--- Ausgewählter Auszug ---

FRONTPAGE

«Sublimierte Subversion»

Von Sacha Verna

Das Metropolitan Museum zeigt eine opulente Ausstellung über den Einfluss des Punk auf die Haute Couture.

Es ist vermutlich ein Zeichen der Zeit, dass eine altehrwürdige Institution wie das Metropolitan Museum neuerdings Toiletten ausstellt. Nicht irgendwelche Toiletten natürlich, sondern eine exakte Kopie dessen, was als der versiffteste Abort New Yorks in die Geschichte eingegangen ist. Das Original des besagten WC’s befand sich im legendären Musikclub CBGB an der Bowery in Manhattans East Village bis zu dessen Schliessung 2006. Als Ausstellungsobjekt eröffnet das mit Graffiti übersäte Klosett nun «Punk: Chaos to Couture», die mit Spannung erwartete Schau im Metropolitan Museum über den Einfluss des Punk auf die Haute Couture.

 

Im CBGB wurde der Punk am 14. August 1974 geboren. Am Abend jenes Tages gab eine Band namens The Ramones da ihr erstes Konzert. Als zweite Wiege des Punk gilt 340 King’s Road in Londons Chelsea, wo eine gewisse Vivienne Westwood und ihr damaliger Freund Malcolm McLaren Mitte der 1970er Jahre ein Kleidergeschäft betrieben. Auch diese Lokalität hat man für die Ausstellung im Metropolitan Museum sorgfältig rekonstruiert: ein schrottreifer Tresen, daneben eine hölzerne Vorrichtung, an der mehr Löcher als Stoff hängen.

 

 

Vivienne Westwood brachte Punk auf den Laufsteg. ‚The Ramones’ brachten ihn auf die Bühne und in die Boomboxen einer unzufriedenen Jugend. Beide sind in «Punk: Chaos to Couture» prominent vertreten, auf körnigen Videos die einen, mit Leihgaben die andere. Aus Lautsprechern dröhnen The Clash, Television und Blondie. Und die Sex Pistols, die sich einst in Vivienne Westwoods Laden ‚Seditionaries’ ausstaffierten. Im CBGB gaben sich die Gäste gerne intellektuell und künstlerisch. In Westwoods ‚Seditionaries’ studierten die Kunden T-Shirts mit politischen Slogans. Aus den USA stammte die Einsicht: No future. Aus Grosbritannien das prägende Outfit: abgerissen. Anti-alles waren die Kids mit der „F** you“-Attitüde auf beiden Seiten des Atlantiks.

 

 

Was ist Punk?

---

Aufgabe 1:
Schreibe den Abschnitt des Artikels über die Punk-Ausstellung von „Vivienne Westwood brachte“ bis „Was ist Punk?“ noch einmal ab und benenne dabei „Seditionaries“ in „Worlds End“ um.
Aufgabe 2:
Stelle die Einträge des Datensatzes vom Anfang bis einschließlich der Zeile mit „status-text: Musikelement 1“ als Markdown-Tabelle mit den Spalten „Nr.“ und „Eintragszeile“ dar und lass leere Zeilen weg.

--- Datenauflistung ---

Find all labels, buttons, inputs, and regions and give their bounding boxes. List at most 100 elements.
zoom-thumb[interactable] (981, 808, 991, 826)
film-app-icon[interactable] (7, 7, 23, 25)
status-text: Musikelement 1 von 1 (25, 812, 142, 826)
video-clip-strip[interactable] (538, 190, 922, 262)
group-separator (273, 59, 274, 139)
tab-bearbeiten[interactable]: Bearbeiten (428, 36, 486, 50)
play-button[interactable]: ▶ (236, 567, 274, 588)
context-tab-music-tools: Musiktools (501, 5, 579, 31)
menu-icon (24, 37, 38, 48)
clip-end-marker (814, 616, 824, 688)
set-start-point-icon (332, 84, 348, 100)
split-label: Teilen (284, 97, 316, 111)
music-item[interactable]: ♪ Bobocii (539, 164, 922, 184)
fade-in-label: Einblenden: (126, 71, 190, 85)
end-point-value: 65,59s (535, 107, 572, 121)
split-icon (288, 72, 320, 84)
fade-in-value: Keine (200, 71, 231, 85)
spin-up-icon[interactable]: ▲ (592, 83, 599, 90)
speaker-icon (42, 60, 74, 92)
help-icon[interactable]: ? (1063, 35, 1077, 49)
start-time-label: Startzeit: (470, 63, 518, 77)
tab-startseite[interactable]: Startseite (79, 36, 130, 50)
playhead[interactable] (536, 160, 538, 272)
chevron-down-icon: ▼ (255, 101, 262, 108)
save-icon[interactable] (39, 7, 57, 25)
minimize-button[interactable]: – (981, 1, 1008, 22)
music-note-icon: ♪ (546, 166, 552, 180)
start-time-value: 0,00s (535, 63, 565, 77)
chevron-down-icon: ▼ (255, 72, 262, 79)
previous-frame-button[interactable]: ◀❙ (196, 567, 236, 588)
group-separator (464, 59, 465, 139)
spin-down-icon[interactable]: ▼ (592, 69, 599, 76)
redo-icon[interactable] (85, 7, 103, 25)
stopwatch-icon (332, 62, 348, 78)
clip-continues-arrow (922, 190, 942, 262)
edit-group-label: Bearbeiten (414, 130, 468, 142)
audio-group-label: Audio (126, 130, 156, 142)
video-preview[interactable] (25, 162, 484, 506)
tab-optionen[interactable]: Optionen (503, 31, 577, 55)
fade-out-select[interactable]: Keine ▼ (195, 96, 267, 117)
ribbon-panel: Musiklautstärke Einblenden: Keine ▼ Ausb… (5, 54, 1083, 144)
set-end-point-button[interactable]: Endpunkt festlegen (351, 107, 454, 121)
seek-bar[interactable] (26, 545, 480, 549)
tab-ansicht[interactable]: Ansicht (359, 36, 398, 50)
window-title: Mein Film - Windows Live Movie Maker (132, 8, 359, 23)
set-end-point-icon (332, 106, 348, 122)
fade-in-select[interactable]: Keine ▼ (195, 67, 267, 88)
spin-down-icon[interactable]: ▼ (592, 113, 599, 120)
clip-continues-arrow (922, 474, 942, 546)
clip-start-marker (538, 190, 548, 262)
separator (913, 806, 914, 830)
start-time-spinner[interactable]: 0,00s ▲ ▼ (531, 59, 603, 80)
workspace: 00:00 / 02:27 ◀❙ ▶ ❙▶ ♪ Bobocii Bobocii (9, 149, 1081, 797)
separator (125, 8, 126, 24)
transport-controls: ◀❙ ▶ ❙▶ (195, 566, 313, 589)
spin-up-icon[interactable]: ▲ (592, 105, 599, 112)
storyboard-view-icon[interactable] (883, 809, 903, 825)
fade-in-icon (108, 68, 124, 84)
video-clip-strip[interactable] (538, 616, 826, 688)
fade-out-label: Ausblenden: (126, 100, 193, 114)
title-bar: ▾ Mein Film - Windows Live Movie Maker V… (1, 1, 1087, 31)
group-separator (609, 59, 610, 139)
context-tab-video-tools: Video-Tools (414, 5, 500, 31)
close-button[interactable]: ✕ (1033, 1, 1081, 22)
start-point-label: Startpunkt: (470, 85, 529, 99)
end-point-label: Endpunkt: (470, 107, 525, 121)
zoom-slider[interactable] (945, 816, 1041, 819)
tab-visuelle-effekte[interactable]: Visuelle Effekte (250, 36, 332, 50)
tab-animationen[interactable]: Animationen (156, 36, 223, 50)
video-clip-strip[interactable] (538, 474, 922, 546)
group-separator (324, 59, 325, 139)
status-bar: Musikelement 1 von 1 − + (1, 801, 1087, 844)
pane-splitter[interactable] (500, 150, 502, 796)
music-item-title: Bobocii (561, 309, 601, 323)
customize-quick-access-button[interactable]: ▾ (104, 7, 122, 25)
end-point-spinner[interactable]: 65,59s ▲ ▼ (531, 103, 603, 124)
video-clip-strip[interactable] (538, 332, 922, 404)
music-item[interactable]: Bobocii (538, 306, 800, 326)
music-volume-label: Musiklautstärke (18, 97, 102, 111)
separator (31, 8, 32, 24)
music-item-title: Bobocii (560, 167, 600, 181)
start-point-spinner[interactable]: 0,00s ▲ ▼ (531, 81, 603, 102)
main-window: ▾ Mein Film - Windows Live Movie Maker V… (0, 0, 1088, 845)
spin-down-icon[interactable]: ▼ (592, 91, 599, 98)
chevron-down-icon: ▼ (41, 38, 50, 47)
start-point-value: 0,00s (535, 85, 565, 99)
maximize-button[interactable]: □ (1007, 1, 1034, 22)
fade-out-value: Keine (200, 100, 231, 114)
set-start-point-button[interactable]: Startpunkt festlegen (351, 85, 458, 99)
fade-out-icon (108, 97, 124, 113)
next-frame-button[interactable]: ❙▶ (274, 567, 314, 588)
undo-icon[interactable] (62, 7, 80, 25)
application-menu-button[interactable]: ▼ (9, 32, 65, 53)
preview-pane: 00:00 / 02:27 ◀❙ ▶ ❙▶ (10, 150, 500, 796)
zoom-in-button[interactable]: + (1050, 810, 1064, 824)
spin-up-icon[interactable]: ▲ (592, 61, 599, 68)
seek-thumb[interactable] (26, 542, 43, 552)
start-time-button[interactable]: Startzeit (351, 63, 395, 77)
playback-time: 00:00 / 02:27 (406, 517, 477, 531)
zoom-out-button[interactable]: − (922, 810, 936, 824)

---

Richtige Antwort 1:
Vivienne Westwood brachte Punk auf den Laufsteg. ‚The Ramones’ brachten ihn auf die Bühne und in die Boomboxen einer unzufriedenen Jugend. Beide sind in «Punk: Chaos to Couture» prominent vertreten, auf körnigen Videos die einen, mit Leihgaben die andere. Aus Lautsprechern dröhnen The Clash, Television und Blondie. Und die Sex Pistols, die sich einst in Vivienne Westwoods Laden ‚Worlds End’ ausstaffierten. Im CBGB gaben sich die Gäste gerne intellektuell und künstlerisch. In Westwoods ‚Worlds End’ studierten die Kunden T-Shirts mit politischen Slogans. Aus den USA stammte die Einsicht: No future. Aus Grosbritannien das prägende Outfit: abgerissen. Anti-alles waren die Kids mit der „F** you“-Attitüde auf beiden Seiten des Atlantiks.

 

 

Was ist Punk?

Richtige Antwort 2:
| Nr. | Eintragszeile |
|---|---|
| 1 | Find all labels, buttons, inputs, and regions and give their bounding boxes. List at most 100 elements. |
| 2 | zoom-thumb[interactable] (981, 808, 991, 826) |
| 3 | film-app-icon[interactable] (7, 7, 23, 25) |
| 4 | status-text: Musikelement 1 von 1 (25, 812, 142, 826) |